"""
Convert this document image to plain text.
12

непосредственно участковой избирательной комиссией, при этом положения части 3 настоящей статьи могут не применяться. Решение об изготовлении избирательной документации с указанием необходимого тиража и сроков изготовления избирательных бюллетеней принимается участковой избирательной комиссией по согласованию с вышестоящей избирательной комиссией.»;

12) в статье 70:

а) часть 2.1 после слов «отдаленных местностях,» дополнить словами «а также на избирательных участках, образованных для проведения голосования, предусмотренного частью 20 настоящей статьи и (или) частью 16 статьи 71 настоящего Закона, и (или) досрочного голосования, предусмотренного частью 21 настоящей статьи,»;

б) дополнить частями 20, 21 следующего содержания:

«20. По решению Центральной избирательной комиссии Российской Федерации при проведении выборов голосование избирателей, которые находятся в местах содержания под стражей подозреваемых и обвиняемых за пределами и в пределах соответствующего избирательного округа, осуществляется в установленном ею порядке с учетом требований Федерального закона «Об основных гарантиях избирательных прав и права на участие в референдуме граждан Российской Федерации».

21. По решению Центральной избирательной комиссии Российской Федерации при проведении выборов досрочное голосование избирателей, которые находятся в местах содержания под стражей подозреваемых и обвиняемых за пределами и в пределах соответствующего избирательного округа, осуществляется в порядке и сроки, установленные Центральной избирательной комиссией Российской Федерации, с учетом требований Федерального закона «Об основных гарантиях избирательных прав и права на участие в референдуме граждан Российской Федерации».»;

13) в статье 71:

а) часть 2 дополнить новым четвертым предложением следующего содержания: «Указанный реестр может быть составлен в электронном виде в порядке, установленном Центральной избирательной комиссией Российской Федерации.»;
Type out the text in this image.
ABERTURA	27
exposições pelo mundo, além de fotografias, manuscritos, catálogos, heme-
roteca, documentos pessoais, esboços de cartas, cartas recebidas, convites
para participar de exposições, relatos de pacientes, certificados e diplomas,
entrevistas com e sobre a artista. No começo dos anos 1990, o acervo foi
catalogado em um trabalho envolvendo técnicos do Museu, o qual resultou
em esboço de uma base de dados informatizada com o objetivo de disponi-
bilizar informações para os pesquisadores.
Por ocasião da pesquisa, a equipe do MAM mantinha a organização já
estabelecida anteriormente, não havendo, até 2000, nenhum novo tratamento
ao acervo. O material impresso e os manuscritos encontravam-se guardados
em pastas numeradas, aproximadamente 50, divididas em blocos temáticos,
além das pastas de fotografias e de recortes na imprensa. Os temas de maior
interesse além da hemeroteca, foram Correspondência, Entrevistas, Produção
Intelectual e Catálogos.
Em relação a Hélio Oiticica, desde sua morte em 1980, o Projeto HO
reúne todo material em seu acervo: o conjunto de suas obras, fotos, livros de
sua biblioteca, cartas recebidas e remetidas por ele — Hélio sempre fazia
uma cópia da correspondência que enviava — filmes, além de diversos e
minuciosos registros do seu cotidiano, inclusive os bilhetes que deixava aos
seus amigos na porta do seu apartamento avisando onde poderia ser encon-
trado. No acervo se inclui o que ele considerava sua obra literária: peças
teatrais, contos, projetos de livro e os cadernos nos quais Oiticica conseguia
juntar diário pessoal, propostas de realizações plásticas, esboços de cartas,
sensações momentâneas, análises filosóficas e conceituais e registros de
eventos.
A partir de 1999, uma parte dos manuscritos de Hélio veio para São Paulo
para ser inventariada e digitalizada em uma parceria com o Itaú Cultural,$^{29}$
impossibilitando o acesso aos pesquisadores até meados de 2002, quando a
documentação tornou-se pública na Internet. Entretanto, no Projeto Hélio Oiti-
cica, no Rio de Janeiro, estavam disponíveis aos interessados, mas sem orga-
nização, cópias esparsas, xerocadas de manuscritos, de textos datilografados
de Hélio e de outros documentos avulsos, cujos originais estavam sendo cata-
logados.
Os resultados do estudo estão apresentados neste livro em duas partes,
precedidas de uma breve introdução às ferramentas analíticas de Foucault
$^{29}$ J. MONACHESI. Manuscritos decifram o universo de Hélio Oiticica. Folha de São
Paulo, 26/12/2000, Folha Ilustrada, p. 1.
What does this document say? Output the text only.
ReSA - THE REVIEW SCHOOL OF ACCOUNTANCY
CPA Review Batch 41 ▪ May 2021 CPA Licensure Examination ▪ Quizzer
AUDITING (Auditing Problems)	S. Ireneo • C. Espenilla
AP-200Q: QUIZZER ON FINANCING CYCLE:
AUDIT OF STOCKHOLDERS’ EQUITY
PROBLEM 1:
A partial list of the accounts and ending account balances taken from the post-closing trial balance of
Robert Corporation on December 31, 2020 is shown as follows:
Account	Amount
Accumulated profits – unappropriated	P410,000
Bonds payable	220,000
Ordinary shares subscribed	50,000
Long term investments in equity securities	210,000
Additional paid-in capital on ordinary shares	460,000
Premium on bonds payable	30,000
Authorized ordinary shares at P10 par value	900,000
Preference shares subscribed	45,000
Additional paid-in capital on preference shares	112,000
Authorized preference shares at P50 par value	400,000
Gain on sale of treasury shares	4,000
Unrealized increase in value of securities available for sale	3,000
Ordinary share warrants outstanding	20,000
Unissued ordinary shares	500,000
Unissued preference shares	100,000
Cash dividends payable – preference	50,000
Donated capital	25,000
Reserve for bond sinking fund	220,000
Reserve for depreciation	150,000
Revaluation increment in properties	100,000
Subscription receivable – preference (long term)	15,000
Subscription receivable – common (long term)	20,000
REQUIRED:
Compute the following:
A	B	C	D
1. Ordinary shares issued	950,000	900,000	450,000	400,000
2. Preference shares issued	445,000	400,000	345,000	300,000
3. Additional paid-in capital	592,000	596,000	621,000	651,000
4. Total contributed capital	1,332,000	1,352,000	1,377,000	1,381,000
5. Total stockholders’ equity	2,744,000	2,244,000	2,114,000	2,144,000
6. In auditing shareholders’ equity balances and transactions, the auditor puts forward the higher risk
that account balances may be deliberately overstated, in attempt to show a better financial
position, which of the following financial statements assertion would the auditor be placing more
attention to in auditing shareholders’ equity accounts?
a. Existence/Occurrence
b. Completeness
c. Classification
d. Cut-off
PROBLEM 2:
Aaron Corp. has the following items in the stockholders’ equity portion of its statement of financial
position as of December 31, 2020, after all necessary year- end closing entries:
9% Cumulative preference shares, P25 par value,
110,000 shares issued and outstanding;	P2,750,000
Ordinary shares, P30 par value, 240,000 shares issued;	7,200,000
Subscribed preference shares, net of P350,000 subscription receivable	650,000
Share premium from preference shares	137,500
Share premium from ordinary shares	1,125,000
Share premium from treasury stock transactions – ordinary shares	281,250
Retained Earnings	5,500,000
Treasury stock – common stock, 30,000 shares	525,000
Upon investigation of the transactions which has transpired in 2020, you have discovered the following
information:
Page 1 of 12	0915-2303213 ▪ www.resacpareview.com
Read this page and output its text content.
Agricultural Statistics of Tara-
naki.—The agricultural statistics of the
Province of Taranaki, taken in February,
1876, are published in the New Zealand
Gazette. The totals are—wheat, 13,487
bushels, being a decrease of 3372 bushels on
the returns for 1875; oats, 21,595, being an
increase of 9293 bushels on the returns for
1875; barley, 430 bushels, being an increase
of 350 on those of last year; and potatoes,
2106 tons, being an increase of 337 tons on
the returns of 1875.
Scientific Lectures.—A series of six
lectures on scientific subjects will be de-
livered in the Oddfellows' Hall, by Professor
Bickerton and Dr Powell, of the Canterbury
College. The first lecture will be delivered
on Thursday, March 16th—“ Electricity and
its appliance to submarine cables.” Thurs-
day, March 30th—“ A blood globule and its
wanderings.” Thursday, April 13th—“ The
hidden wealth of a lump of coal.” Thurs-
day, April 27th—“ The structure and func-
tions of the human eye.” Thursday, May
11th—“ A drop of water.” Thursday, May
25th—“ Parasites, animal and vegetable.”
"""
**Task statement**
Scan the data above and copy every line with "documentos" in it.

**Complete output**
roteca, documentos pessoais, esboços de cartas, cartas recebidas, convites
de Hélio e de outros documentos avulsos, cujos originais estavam sendo cata-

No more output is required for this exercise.